- [Your instructions]
Locate the line containing "Type out the text in this image." in the material below; repeat it and every line after it, exactly as written.

· · · ·

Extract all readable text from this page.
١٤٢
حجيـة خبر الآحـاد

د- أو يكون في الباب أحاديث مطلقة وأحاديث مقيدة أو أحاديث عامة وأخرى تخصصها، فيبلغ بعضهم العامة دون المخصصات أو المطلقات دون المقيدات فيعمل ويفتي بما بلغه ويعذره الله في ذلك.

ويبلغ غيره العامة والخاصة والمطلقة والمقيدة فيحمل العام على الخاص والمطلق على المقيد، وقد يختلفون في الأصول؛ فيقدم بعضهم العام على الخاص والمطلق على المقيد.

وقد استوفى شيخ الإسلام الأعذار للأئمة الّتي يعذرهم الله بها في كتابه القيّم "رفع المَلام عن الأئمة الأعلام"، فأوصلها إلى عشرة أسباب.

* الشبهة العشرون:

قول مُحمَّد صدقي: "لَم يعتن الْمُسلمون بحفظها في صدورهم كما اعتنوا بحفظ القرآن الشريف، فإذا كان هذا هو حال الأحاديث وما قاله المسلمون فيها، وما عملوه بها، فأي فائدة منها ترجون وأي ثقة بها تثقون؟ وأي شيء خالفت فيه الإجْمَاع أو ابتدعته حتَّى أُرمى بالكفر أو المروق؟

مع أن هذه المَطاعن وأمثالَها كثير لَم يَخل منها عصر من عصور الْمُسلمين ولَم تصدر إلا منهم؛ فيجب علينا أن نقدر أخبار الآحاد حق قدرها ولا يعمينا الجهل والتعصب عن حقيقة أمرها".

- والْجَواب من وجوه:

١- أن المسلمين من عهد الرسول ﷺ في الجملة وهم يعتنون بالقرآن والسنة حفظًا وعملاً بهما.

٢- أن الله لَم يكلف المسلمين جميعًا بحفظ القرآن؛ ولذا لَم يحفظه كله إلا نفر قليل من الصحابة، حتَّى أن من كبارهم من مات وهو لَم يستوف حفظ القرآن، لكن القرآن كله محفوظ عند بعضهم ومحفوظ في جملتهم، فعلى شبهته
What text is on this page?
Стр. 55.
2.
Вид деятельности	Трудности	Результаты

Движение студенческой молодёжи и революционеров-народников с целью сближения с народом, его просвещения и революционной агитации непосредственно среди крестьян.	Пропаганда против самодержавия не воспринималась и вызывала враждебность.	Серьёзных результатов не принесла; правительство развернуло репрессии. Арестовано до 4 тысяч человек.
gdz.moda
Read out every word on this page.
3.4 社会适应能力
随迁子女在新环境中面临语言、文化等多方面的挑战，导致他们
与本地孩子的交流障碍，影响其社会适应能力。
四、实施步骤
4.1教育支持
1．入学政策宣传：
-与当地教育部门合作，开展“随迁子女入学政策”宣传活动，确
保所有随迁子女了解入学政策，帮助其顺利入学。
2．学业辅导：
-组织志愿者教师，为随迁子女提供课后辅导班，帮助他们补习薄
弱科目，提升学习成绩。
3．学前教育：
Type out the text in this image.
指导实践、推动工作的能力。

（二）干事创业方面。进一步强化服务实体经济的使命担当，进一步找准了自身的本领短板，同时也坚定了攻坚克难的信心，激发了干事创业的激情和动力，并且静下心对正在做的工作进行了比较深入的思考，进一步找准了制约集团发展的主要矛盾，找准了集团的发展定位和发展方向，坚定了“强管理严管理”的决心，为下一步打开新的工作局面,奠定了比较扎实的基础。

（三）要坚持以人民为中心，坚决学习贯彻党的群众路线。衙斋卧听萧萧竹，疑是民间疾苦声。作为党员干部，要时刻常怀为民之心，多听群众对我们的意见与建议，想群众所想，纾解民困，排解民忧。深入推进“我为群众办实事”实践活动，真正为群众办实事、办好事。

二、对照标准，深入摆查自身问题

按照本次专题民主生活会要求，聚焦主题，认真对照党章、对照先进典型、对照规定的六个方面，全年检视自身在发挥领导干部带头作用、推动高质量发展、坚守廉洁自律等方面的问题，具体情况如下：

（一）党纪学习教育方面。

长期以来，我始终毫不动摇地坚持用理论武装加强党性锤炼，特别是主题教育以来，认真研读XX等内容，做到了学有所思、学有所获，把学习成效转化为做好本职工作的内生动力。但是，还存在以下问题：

· · · ·

- [Answer to this exercise]
Type out the text in this image.
指导实践、推动工作的能力。

（二）干事创业方面。进一步强化服务实体经济的使命担当，进一步找准了自身的本领短板，同时也坚定了攻坚克难的信心，激发了干事创业的激情和动力，并且静下心对正在做的工作进行了比较深入的思考，进一步找准了制约集团发展的主要矛盾，找准了集团的发展定位和发展方向，坚定了“强管理严管理”的决心，为下一步打开新的工作局面,奠定了比较扎实的基础。

（三）要坚持以人民为中心，坚决学习贯彻党的群众路线。衙斋卧听萧萧竹，疑是民间疾苦声。作为党员干部，要时刻常怀为民之心，多听群众对我们的意见与建议，想群众所想，纾解民困，排解民忧。深入推进“我为群众办实事”实践活动，真正为群众办实事、办好事。

二、对照标准，深入摆查自身问题

按照本次专题民主生活会要求，聚焦主题，认真对照党章、对照先进典型、对照规定的六个方面，全年检视自身在发挥领导干部带头作用、推动高质量发展、坚守廉洁自律等方面的问题，具体情况如下：

（一）党纪学习教育方面。

长期以来，我始终毫不动摇地坚持用理论武装加强党性锤炼，特别是主题教育以来，认真研读XX等内容，做到了学有所思、学有所获，把学习成效转化为做好本职工作的内生动力。但是，还存在以下问题：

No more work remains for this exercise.